MATERIAL:

■ ■ ■ ■ ■ ■ ■

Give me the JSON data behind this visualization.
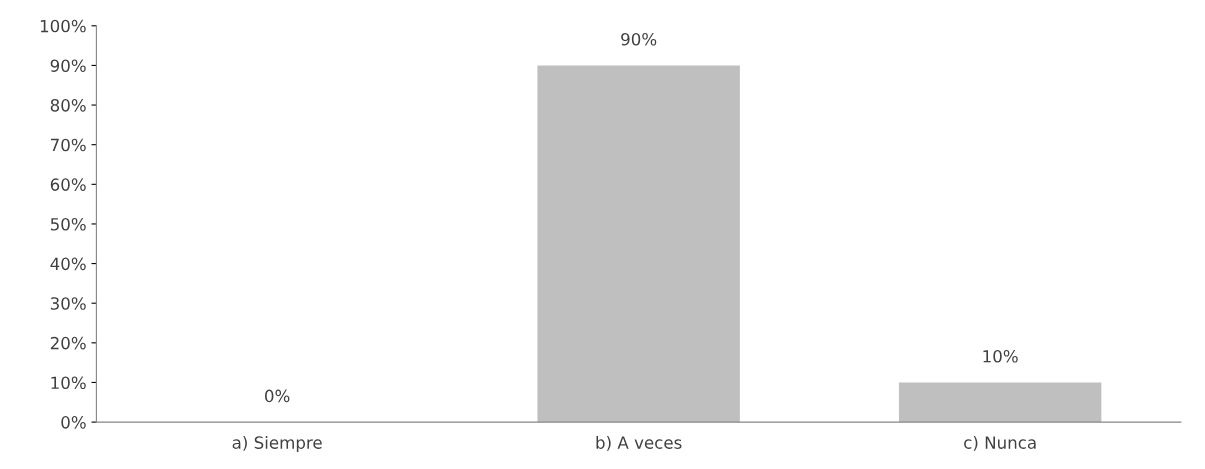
{
  "chart_data": {
    "type": "bar",
    "categories": [
      "a) Siempre",
      "b) A veces",
      "c) Nunca"
    ],
    "values": [
      0,
      90,
      10
    ],
    "value_labels": [
      "0%",
      "90%",
      "10%"
    ],
    "color": "#bfbfbf",
    "ylim": [
      0,
      100
    ],
    "yticks": [
      {
        "value": 0,
        "label": "0%"
      },
      {
        "value": 10,
        "label": "10%"
      },
      {
        "value": 20,
        "label": "20%"
      },
      {
        "value": 30,
        "label": "30%"
      },
      {
        "value": 40,
        "label": "40%"
      },
      {
        "value": 50,
        "label": "50%"
      },
      {
        "value": 60,
        "label": "60%"
      },
      {
        "value": 70,
        "label": "70%"
      },
      {
        "value": 80,
        "label": "80%"
      },
      {
        "value": 90,
        "label": "90%"
      },
      {
        "value": 100,
        "label": "100%"
      }
    ],
    "grid": false,
    "legend": false
  }
}
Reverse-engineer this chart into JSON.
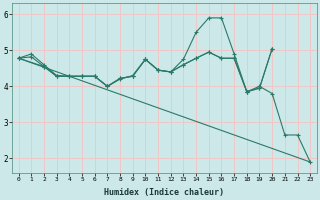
{
  "xlabel": "Humidex (Indice chaleur)",
  "background_color": "#cce8e8",
  "grid_color": "#f0c8c8",
  "line_color": "#2a7a6a",
  "xlim": [
    -0.5,
    23.5
  ],
  "ylim": [
    1.6,
    6.3
  ],
  "yticks": [
    2,
    3,
    4,
    5,
    6
  ],
  "xticks": [
    0,
    1,
    2,
    3,
    4,
    5,
    6,
    7,
    8,
    9,
    10,
    11,
    12,
    13,
    14,
    15,
    16,
    17,
    18,
    19,
    20,
    21,
    22,
    23
  ],
  "lines": [
    {
      "x": [
        0,
        1,
        2,
        3,
        4,
        5,
        6,
        7,
        8,
        9,
        10,
        11,
        12,
        13,
        14,
        15,
        16,
        17,
        18,
        19,
        20,
        21,
        22,
        23
      ],
      "y": [
        4.78,
        4.9,
        4.6,
        4.3,
        4.28,
        4.28,
        4.28,
        4.0,
        4.2,
        4.3,
        4.75,
        4.45,
        4.4,
        4.75,
        5.5,
        5.9,
        5.9,
        4.9,
        3.85,
        4.0,
        3.8,
        2.65,
        2.65,
        1.9
      ],
      "markers": true
    },
    {
      "x": [
        0,
        1,
        2,
        3,
        4,
        5,
        6,
        7,
        8,
        9,
        10,
        11,
        12,
        13,
        14,
        15,
        16,
        17,
        18,
        19,
        20
      ],
      "y": [
        4.78,
        4.82,
        4.55,
        4.28,
        4.28,
        4.28,
        4.28,
        4.0,
        4.22,
        4.28,
        4.75,
        4.45,
        4.4,
        4.6,
        4.78,
        4.95,
        4.78,
        4.78,
        3.85,
        3.95,
        5.05
      ],
      "markers": true
    },
    {
      "x": [
        0,
        2,
        3,
        4,
        5,
        6,
        7,
        8,
        9,
        10,
        11,
        12,
        13,
        14,
        15,
        16,
        17,
        18,
        19,
        20
      ],
      "y": [
        4.78,
        4.55,
        4.28,
        4.28,
        4.28,
        4.28,
        4.0,
        4.22,
        4.28,
        4.75,
        4.45,
        4.4,
        4.6,
        4.78,
        4.95,
        4.78,
        4.78,
        3.85,
        3.95,
        5.05
      ],
      "markers": true
    },
    {
      "x": [
        0,
        23
      ],
      "y": [
        4.78,
        1.9
      ],
      "markers": false
    }
  ]
}
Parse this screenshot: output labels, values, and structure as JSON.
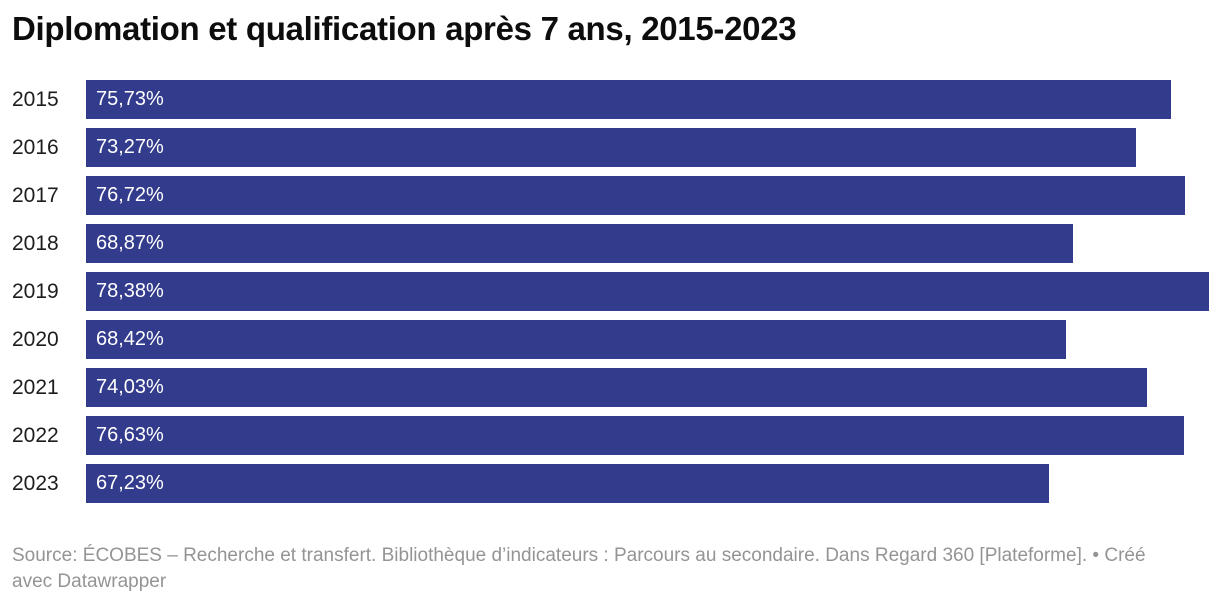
{
  "header": {
    "title": "Diplomation et qualification après 7 ans, 2015-2023"
  },
  "chart_data": {
    "type": "bar",
    "orientation": "horizontal",
    "title": "Diplomation et qualification après 7 ans, 2015-2023",
    "categories": [
      "2015",
      "2016",
      "2017",
      "2018",
      "2019",
      "2020",
      "2021",
      "2022",
      "2023"
    ],
    "values": [
      75.73,
      73.27,
      76.72,
      68.87,
      78.38,
      68.42,
      74.03,
      76.63,
      67.23
    ],
    "value_labels": [
      "75,73%",
      "73,27%",
      "76,72%",
      "68,87%",
      "78,38%",
      "68,42%",
      "74,03%",
      "76,63%",
      "67,23%"
    ],
    "xlim": [
      0,
      78.38
    ],
    "grid": false,
    "legend": "none",
    "value_label_position": "inside-left",
    "bar_color": "#333b8c",
    "value_label_color": "#ffffff",
    "category_label_color": "#1d1d1d"
  },
  "footer": {
    "source_label": "Source:",
    "source_text": "ÉCOBES – Recherche et transfert. Bibliothèque d’indicateurs : Parcours au secondaire. Dans Regard 360 [Plateforme].",
    "separator": "•",
    "credit": "Créé avec Datawrapper",
    "text_color": "#949494"
  }
}
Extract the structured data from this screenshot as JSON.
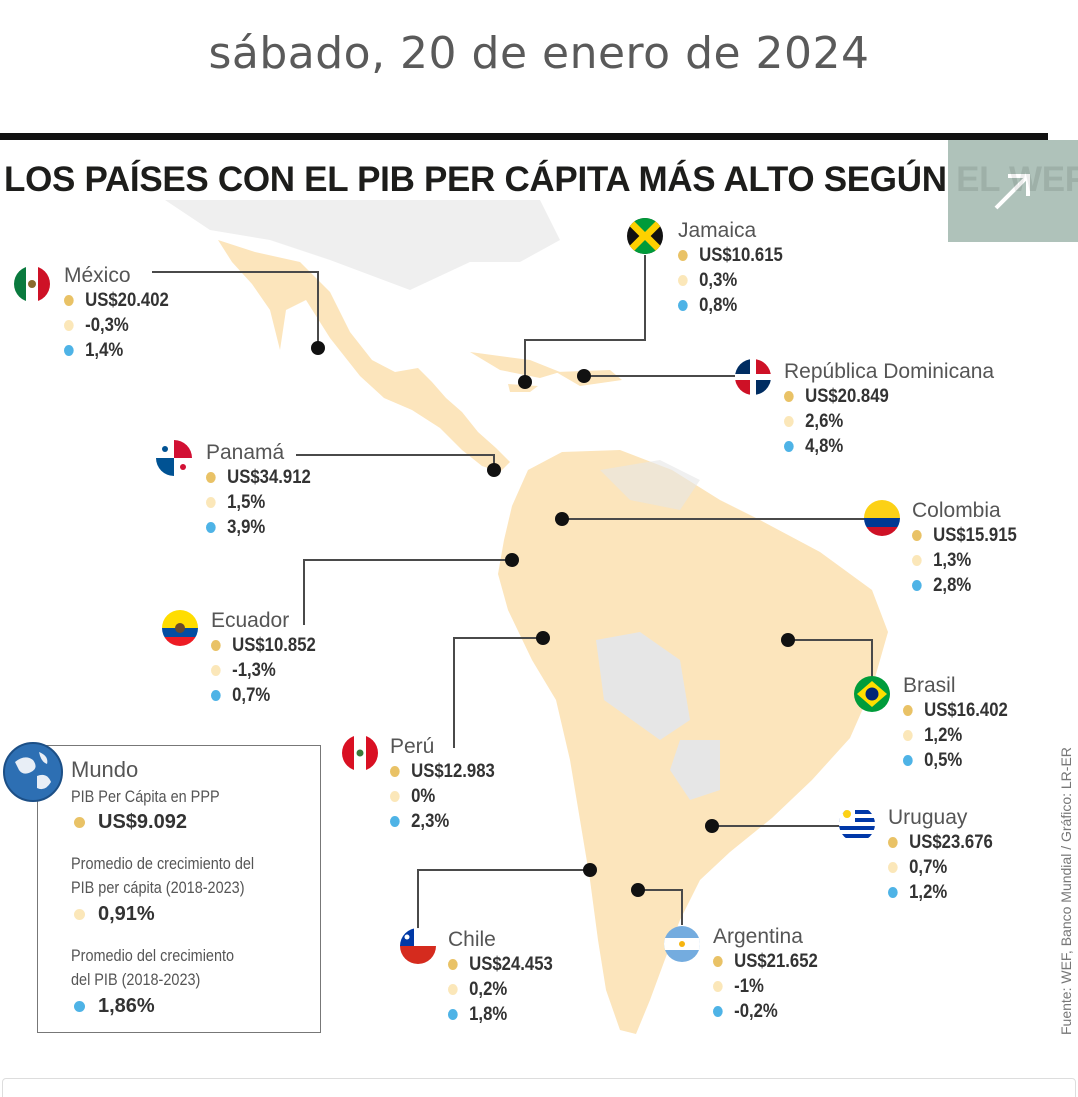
{
  "date": "sábado, 20 de enero de 2024",
  "headline": "LOS PAÍSES CON EL PIB PER CÁPITA MÁS ALTO SEGÚN EL WEF",
  "expand_icon": "expand-arrow-icon",
  "source": "Fuente: WEF, Banco Mundial / Gráfico: LR-ER",
  "legend_colors": {
    "pib": "#e9c266",
    "crecimiento_pib_per_capita": "#fbe7b9",
    "crecimiento_pib": "#4eb3e6"
  },
  "countries": {
    "mexico": {
      "name": "México",
      "pib": "US$20.402",
      "c1": "-0,3%",
      "c2": "1,4%"
    },
    "jamaica": {
      "name": "Jamaica",
      "pib": "US$10.615",
      "c1": "0,3%",
      "c2": "0,8%"
    },
    "dominicana": {
      "name": "República Dominicana",
      "pib": "US$20.849",
      "c1": "2,6%",
      "c2": "4,8%"
    },
    "panama": {
      "name": "Panamá",
      "pib": "US$34.912",
      "c1": "1,5%",
      "c2": "3,9%"
    },
    "colombia": {
      "name": "Colombia",
      "pib": "US$15.915",
      "c1": "1,3%",
      "c2": "2,8%"
    },
    "ecuador": {
      "name": "Ecuador",
      "pib": "US$10.852",
      "c1": "-1,3%",
      "c2": "0,7%"
    },
    "brasil": {
      "name": "Brasil",
      "pib": "US$16.402",
      "c1": "1,2%",
      "c2": "0,5%"
    },
    "peru": {
      "name": "Perú",
      "pib": "US$12.983",
      "c1": "0%",
      "c2": "2,3%"
    },
    "uruguay": {
      "name": "Uruguay",
      "pib": "US$23.676",
      "c1": "0,7%",
      "c2": "1,2%"
    },
    "chile": {
      "name": "Chile",
      "pib": "US$24.453",
      "c1": "0,2%",
      "c2": "1,8%"
    },
    "argentina": {
      "name": "Argentina",
      "pib": "US$21.652",
      "c1": "-1%",
      "c2": "-0,2%"
    }
  },
  "mundo": {
    "name": "Mundo",
    "label1": "PIB Per Cápita en PPP",
    "value1": "US$9.092",
    "label2a": "Promedio de crecimiento del",
    "label2b": "PIB per cápita (2018-2023)",
    "value2": "0,91%",
    "label3a": "Promedio del crecimiento",
    "label3b": "del PIB (2018-2023)",
    "value3": "1,86%"
  }
}
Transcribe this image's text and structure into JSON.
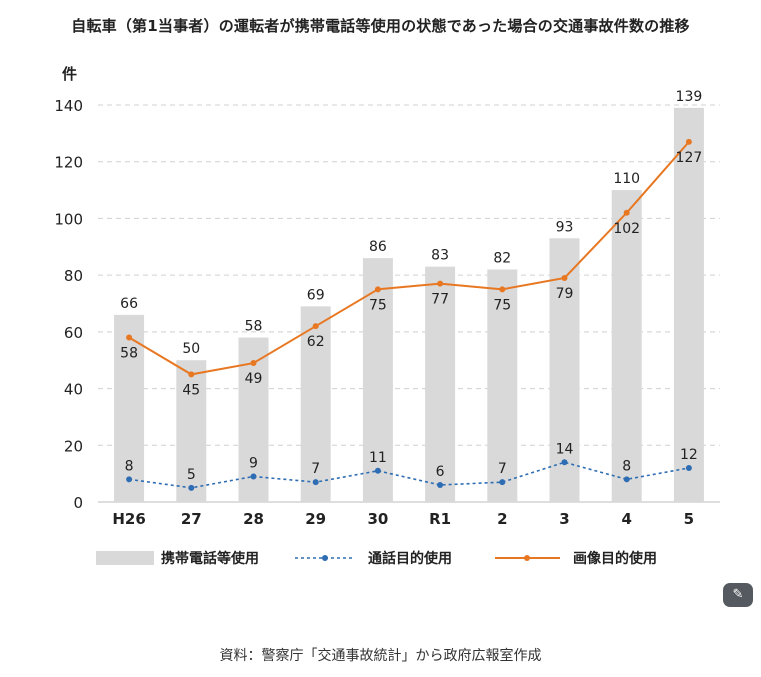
{
  "chart_data": {
    "type": "bar",
    "title": "自転車（第1当事者）の運転者が携帯電話等使用の状態であった場合の交通事故件数の推移",
    "ylabel": "件",
    "xlabel": "",
    "ylim": [
      0,
      140
    ],
    "yticks": [
      0,
      20,
      40,
      60,
      80,
      100,
      120,
      140
    ],
    "grid": true,
    "legend_position": "bottom",
    "categories": [
      "H26",
      "27",
      "28",
      "29",
      "30",
      "R1",
      "2",
      "3",
      "4",
      "5"
    ],
    "series": [
      {
        "name": "携帯電話等使用",
        "type": "bar",
        "color": "#d9d9d9",
        "values": [
          66,
          50,
          58,
          69,
          86,
          83,
          82,
          93,
          110,
          139
        ]
      },
      {
        "name": "通話目的使用",
        "type": "line",
        "line_style": "dotted",
        "color": "#2e6db4",
        "values": [
          8,
          5,
          9,
          7,
          11,
          6,
          7,
          14,
          8,
          12
        ]
      },
      {
        "name": "画像目的使用",
        "type": "line",
        "line_style": "solid",
        "color": "#e87722",
        "values": [
          58,
          45,
          49,
          62,
          75,
          77,
          75,
          79,
          102,
          127
        ]
      }
    ]
  },
  "source_note": "資料：警察庁「交通事故統計」から政府広報室作成",
  "edit_button": {
    "icon": "magic-wand-icon",
    "glyph": "✎"
  }
}
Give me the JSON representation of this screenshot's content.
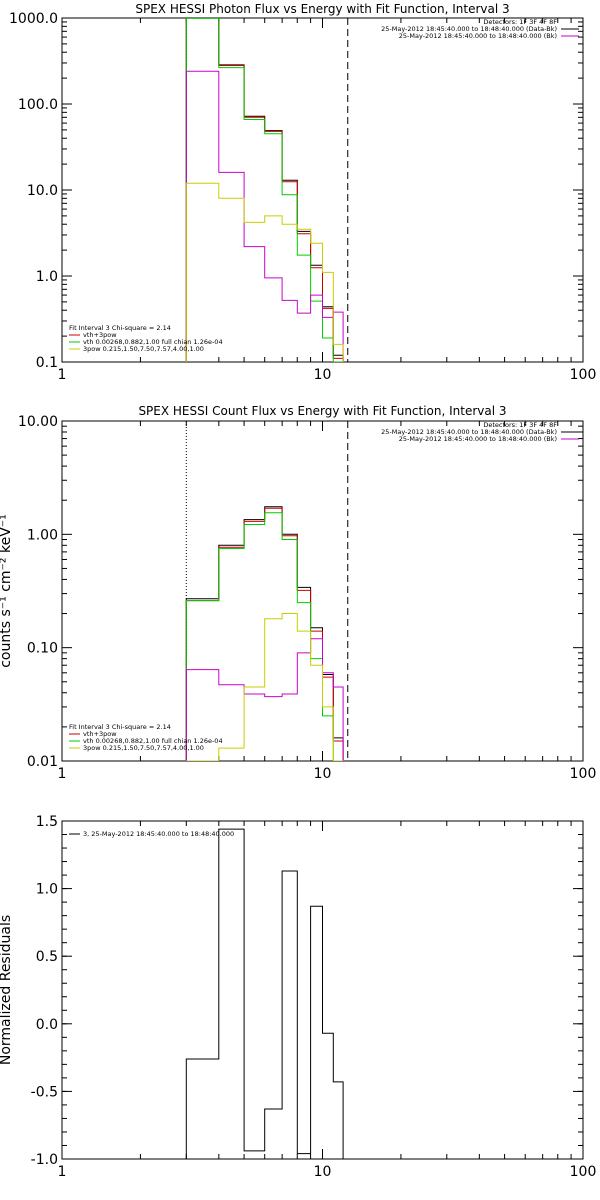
{
  "charts": [
    {
      "id": "photon",
      "type": "line",
      "title": "SPEX HESSI Photon Flux vs Energy with Fit Function, Interval 3",
      "xscale": "log",
      "yscale": "log",
      "xlim": [
        1,
        100
      ],
      "ylim": [
        0.1,
        1000
      ],
      "yticks": [
        0.1,
        1,
        10,
        100,
        1000
      ],
      "ytick_labels": [
        "0.1",
        "1.0",
        "10.0",
        "100.0",
        "1000.0"
      ],
      "xticks": [
        1,
        10,
        100
      ],
      "xtick_labels": [
        "1",
        "10",
        "100"
      ],
      "ylabel": "",
      "vlines": [
        {
          "x": 3.0,
          "style": "dotted"
        },
        {
          "x": 12.5,
          "style": "dashed"
        }
      ],
      "legend_right": [
        {
          "text": "Detectors: 1F 3F 4F 8F",
          "color": "#000000"
        },
        {
          "text": "25-May-2012 18:45:40.000 to 18:48:40.000 (Data-Bk)",
          "color": "#000000"
        },
        {
          "text": "25-May-2012 18:45:40.000 to 18:48:40.000 (Bk)",
          "color": "#cc00cc"
        }
      ],
      "legend_left": [
        {
          "text": "Fit Interval 3   Chi-square = 2.14",
          "color": "#000000"
        },
        {
          "text": "vth+3pow",
          "color": "#cc0000"
        },
        {
          "text": "vth 0.00268,0.882,1.00   full chian 1.26e-04",
          "color": "#00cc00"
        },
        {
          "text": "3pow 0.215,1.50,7.50,7.57,4.00,1.00",
          "color": "#cccc00"
        }
      ]
    },
    {
      "id": "count",
      "type": "line",
      "title": "SPEX HESSI Count Flux vs Energy with Fit Function, Interval 3",
      "xscale": "log",
      "yscale": "log",
      "xlim": [
        1,
        100
      ],
      "ylim": [
        0.01,
        10
      ],
      "yticks": [
        0.01,
        0.1,
        1,
        10
      ],
      "ytick_labels": [
        "0.01",
        "0.10",
        "1.00",
        "10.00"
      ],
      "xticks": [
        1,
        10,
        100
      ],
      "xtick_labels": [
        "1",
        "10",
        "100"
      ],
      "ylabel": "counts s⁻¹ cm⁻² keV⁻¹",
      "vlines": [
        {
          "x": 3.0,
          "style": "dotted"
        },
        {
          "x": 12.5,
          "style": "dashed"
        }
      ],
      "legend_right": [
        {
          "text": "Detectors: 1F 3F 4F 8F",
          "color": "#000000"
        },
        {
          "text": "25-May-2012 18:45:40.000 to 18:48:40.000 (Data-Bk)",
          "color": "#000000"
        },
        {
          "text": "25-May-2012 18:45:40.000 to 18:48:40.000 (Bk)",
          "color": "#cc00cc"
        }
      ],
      "legend_left": [
        {
          "text": "Fit Interval 3   Chi-square = 2.14",
          "color": "#000000"
        },
        {
          "text": "vth+3pow",
          "color": "#cc0000"
        },
        {
          "text": "vth 0.00268,0.882,1.00   full chian 1.26e-04",
          "color": "#00cc00"
        },
        {
          "text": "3pow 0.215,1.50,7.50,7.57,4.00,1.00",
          "color": "#cccc00"
        }
      ]
    },
    {
      "id": "resid",
      "type": "line",
      "title": "",
      "xscale": "log",
      "yscale": "linear",
      "xlim": [
        1,
        100
      ],
      "ylim": [
        -1.0,
        1.5
      ],
      "yticks": [
        -1.0,
        -0.5,
        0.0,
        0.5,
        1.0,
        1.5
      ],
      "ytick_labels": [
        "-1.0",
        "-0.5",
        "0.0",
        "0.5",
        "1.0",
        "1.5"
      ],
      "xticks": [
        1,
        10,
        100
      ],
      "xtick_labels": [
        "1",
        "10",
        "100"
      ],
      "ylabel": "Normalized Residuals",
      "vlines": [],
      "legend_right": [],
      "legend_left": [
        {
          "text": "3, 25-May-2012 18:45:40.000 to 18:48:40.000",
          "color": "#000000"
        }
      ]
    }
  ],
  "chart_data": [
    {
      "type": "line",
      "title": "SPEX HESSI Photon Flux vs Energy with Fit Function, Interval 3",
      "xscale": "log",
      "yscale": "log",
      "edges": [
        3.0,
        4.0,
        5.0,
        6.0,
        7.0,
        8.0,
        9.0,
        10.0,
        11.0,
        12.0
      ],
      "series": [
        {
          "color": "#000000",
          "values": [
            1000,
            285,
            72,
            49,
            13,
            3.3,
            1.33,
            0.44,
            0.12
          ]
        },
        {
          "color": "#cc0000",
          "values": [
            1000,
            280,
            70,
            48,
            12.5,
            3.1,
            1.25,
            0.42,
            0.11
          ]
        },
        {
          "color": "#00cc00",
          "values": [
            990,
            265,
            66,
            45,
            8.8,
            1.75,
            0.51,
            0.19,
            0.08
          ]
        },
        {
          "color": "#cc00cc",
          "values": [
            240,
            16,
            2.2,
            0.95,
            0.52,
            0.37,
            0.6,
            0.33,
            0.38
          ]
        },
        {
          "color": "#cccc00",
          "values": [
            12,
            8,
            4.2,
            5,
            4,
            3.5,
            2.4,
            1.1,
            0.16
          ]
        }
      ]
    },
    {
      "type": "line",
      "title": "SPEX HESSI Count Flux vs Energy with Fit Function, Interval 3",
      "xscale": "log",
      "yscale": "log",
      "edges": [
        3.0,
        4.0,
        5.0,
        6.0,
        7.0,
        8.0,
        9.0,
        10.0,
        11.0,
        12.0
      ],
      "series": [
        {
          "color": "#000000",
          "values": [
            0.27,
            0.8,
            1.35,
            1.75,
            1.0,
            0.34,
            0.15,
            0.058,
            0.016
          ]
        },
        {
          "color": "#cc0000",
          "values": [
            0.26,
            0.77,
            1.3,
            1.7,
            0.97,
            0.32,
            0.14,
            0.055,
            0.015
          ]
        },
        {
          "color": "#00cc00",
          "values": [
            0.26,
            0.75,
            1.22,
            1.55,
            0.9,
            0.25,
            0.08,
            0.025,
            0.0095
          ]
        },
        {
          "color": "#cc00cc",
          "values": [
            0.064,
            0.047,
            0.039,
            0.037,
            0.039,
            0.09,
            0.12,
            0.06,
            0.045
          ]
        },
        {
          "color": "#cccc00",
          "values": [
            0.0095,
            0.013,
            0.045,
            0.18,
            0.2,
            0.14,
            0.07,
            0.03,
            0.01
          ]
        }
      ]
    },
    {
      "type": "line",
      "title": "",
      "xscale": "log",
      "yscale": "linear",
      "ylabel": "Normalized Residuals",
      "edges": [
        3.0,
        4.0,
        5.0,
        6.0,
        7.0,
        8.0,
        9.0,
        10.0,
        11.0,
        12.0
      ],
      "series": [
        {
          "color": "#000000",
          "values": [
            -0.26,
            1.44,
            -0.94,
            -0.63,
            1.13,
            -0.96,
            0.87,
            -0.07,
            -0.43
          ]
        }
      ]
    }
  ]
}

■ ■ ■ ■ ■ ■ ■

SHORT PROBLEM:
Tally up the lines holding the string "après" in this listing, and report the total alone.

RESPONSE TO THE EXERCISE:
2